→ **SHORT TASK**: From the records, pick out and copy each line containing "płycinowe".

Stored records
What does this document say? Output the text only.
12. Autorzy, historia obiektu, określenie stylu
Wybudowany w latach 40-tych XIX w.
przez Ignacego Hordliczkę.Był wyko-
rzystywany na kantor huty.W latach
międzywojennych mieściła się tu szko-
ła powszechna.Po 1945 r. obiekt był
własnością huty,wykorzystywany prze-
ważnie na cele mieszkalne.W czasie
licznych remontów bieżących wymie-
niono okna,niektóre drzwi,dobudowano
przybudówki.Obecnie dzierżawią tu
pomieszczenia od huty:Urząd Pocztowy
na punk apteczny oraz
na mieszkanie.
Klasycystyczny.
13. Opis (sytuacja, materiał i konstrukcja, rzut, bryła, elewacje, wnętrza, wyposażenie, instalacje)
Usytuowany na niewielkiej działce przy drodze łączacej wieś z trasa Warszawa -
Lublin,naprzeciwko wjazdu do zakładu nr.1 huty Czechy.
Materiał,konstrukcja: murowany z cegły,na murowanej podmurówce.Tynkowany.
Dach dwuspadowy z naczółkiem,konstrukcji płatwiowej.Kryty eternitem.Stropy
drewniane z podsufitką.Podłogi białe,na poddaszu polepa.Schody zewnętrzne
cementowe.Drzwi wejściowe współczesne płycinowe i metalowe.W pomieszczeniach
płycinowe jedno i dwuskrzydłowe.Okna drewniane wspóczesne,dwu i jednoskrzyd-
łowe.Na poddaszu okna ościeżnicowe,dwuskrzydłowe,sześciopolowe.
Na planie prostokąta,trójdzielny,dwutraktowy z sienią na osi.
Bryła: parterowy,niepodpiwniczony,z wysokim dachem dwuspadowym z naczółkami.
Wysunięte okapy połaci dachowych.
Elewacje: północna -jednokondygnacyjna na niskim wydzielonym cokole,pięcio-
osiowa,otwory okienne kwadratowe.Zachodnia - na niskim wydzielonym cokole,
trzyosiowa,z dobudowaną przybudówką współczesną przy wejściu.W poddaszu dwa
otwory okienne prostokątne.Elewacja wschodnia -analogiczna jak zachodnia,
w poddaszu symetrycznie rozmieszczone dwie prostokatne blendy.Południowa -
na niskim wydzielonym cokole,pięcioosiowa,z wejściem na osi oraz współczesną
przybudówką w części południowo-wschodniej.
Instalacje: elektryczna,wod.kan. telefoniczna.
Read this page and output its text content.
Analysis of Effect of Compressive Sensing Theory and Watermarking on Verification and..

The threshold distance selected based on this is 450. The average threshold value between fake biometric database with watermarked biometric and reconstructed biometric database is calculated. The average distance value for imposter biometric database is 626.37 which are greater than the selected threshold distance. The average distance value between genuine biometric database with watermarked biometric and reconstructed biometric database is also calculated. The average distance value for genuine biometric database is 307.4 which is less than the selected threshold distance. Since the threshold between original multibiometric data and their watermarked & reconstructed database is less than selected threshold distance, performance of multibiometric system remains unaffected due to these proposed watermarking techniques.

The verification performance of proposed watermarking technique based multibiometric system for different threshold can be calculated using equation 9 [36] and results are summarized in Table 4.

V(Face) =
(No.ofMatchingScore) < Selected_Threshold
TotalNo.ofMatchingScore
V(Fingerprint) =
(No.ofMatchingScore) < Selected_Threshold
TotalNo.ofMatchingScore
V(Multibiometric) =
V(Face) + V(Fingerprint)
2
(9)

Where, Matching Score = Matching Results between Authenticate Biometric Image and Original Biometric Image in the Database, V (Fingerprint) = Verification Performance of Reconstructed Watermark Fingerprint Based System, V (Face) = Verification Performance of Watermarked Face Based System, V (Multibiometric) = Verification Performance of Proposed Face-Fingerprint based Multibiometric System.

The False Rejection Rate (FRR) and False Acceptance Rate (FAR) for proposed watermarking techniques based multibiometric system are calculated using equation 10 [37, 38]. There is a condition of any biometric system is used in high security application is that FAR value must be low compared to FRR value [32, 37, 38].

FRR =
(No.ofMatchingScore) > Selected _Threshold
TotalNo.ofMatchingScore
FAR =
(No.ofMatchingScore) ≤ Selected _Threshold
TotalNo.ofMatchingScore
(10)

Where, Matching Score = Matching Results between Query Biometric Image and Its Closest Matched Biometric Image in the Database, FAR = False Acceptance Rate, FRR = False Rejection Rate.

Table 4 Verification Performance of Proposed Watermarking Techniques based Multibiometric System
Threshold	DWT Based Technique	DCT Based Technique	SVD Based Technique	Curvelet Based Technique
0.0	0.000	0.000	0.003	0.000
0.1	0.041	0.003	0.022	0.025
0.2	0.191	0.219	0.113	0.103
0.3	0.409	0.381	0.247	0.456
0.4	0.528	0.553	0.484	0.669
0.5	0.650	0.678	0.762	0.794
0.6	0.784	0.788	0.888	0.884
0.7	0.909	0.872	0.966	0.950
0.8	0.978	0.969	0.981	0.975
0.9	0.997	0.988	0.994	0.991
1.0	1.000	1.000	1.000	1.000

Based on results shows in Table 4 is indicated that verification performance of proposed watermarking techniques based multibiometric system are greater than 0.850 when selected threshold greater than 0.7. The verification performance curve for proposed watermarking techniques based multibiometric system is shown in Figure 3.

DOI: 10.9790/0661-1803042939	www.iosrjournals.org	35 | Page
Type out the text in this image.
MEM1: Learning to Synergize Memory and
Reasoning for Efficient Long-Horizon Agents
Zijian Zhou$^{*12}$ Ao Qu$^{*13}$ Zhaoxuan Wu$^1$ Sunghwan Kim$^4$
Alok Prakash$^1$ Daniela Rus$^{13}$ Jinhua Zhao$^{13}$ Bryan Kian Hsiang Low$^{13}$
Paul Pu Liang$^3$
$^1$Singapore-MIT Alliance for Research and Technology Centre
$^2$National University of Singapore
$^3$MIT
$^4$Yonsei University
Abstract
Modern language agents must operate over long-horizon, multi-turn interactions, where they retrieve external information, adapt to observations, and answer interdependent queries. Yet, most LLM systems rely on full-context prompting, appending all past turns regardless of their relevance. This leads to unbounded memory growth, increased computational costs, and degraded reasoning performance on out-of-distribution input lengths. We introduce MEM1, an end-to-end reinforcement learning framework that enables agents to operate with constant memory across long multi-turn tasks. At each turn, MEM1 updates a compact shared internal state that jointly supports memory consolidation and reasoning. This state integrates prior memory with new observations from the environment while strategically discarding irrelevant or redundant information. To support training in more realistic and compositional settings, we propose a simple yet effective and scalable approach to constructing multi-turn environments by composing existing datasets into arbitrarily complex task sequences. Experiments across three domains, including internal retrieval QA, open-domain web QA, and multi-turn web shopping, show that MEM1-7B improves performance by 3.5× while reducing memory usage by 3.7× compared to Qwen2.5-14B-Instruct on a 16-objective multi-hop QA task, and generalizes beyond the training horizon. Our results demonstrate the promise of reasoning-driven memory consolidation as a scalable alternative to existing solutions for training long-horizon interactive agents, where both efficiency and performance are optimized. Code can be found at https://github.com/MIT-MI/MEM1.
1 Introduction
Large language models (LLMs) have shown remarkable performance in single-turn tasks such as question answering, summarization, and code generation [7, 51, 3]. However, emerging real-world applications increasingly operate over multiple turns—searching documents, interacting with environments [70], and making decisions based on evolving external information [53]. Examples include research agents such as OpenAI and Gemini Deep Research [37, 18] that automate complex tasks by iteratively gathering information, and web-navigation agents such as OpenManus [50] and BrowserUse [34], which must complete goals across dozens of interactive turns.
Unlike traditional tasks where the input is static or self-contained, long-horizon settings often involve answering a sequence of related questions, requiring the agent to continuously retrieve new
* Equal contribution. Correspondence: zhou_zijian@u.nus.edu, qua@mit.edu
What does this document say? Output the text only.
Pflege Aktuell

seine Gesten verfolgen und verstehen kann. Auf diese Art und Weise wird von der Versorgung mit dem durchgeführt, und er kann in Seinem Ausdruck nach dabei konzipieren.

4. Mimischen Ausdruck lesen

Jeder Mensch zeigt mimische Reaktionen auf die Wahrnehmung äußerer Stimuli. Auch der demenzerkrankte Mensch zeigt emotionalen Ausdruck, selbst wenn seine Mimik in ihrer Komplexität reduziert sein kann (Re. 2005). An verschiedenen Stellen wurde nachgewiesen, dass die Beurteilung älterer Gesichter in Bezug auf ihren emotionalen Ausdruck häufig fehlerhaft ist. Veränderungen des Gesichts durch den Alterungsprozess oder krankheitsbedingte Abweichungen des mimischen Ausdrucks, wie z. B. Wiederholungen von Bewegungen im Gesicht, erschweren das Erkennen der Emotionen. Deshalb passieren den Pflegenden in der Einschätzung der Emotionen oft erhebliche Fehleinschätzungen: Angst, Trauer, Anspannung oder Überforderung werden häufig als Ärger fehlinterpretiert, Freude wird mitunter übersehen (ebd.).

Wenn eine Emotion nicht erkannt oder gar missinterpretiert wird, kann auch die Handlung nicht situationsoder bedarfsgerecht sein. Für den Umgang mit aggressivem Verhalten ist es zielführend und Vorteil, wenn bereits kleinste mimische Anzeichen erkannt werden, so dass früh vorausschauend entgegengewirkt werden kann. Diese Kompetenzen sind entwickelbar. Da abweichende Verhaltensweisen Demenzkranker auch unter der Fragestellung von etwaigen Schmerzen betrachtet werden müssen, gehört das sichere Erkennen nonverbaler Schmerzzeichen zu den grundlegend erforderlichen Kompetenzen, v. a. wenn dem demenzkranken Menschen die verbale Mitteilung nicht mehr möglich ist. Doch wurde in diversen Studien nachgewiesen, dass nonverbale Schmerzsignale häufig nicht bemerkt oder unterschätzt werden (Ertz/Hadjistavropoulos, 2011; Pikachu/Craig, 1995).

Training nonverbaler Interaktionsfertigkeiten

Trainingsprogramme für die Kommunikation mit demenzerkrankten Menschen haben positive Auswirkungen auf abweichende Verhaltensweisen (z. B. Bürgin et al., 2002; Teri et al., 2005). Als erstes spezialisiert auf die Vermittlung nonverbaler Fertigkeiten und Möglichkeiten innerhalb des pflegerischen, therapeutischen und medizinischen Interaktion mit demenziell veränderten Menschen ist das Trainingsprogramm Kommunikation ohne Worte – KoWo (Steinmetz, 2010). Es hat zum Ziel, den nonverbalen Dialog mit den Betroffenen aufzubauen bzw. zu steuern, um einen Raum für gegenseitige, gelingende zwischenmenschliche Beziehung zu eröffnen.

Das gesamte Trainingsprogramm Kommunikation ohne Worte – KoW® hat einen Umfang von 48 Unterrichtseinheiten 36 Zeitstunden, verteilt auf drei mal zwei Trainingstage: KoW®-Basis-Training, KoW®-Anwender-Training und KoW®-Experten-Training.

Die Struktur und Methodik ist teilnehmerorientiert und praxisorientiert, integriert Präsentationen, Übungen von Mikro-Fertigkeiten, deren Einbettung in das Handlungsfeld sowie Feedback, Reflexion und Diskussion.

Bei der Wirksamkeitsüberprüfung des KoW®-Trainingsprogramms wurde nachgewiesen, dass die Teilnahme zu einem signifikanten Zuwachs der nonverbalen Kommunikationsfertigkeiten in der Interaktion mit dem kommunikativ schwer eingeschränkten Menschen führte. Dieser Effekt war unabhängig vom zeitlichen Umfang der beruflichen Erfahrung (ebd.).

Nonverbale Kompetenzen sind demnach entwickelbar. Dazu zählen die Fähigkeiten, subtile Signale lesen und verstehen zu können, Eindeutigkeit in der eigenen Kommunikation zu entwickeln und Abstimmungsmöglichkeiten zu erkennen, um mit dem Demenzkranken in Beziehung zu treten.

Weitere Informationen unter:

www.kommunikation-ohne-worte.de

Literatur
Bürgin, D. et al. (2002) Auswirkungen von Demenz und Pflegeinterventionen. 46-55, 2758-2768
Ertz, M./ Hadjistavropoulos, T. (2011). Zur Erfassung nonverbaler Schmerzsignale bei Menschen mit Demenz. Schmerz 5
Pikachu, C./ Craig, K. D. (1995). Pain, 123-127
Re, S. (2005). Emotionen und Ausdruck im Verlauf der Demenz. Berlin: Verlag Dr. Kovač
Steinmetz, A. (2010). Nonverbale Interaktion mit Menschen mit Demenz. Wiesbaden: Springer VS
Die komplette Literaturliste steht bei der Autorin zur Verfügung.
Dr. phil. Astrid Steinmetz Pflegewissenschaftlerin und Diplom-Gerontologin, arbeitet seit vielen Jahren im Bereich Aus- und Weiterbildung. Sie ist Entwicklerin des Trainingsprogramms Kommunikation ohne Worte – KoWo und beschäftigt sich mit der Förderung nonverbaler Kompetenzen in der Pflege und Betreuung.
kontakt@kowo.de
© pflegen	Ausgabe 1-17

→ **ANSWER TO THE EXERCISE**:
cementowe.Drzwi wejściowe współczesne płycinowe i metalowe.W pomieszczeniach
płycinowe jedno i dwuskrzydłowe.Okna drewniane wspóczesne,dwu i jednoskrzyd-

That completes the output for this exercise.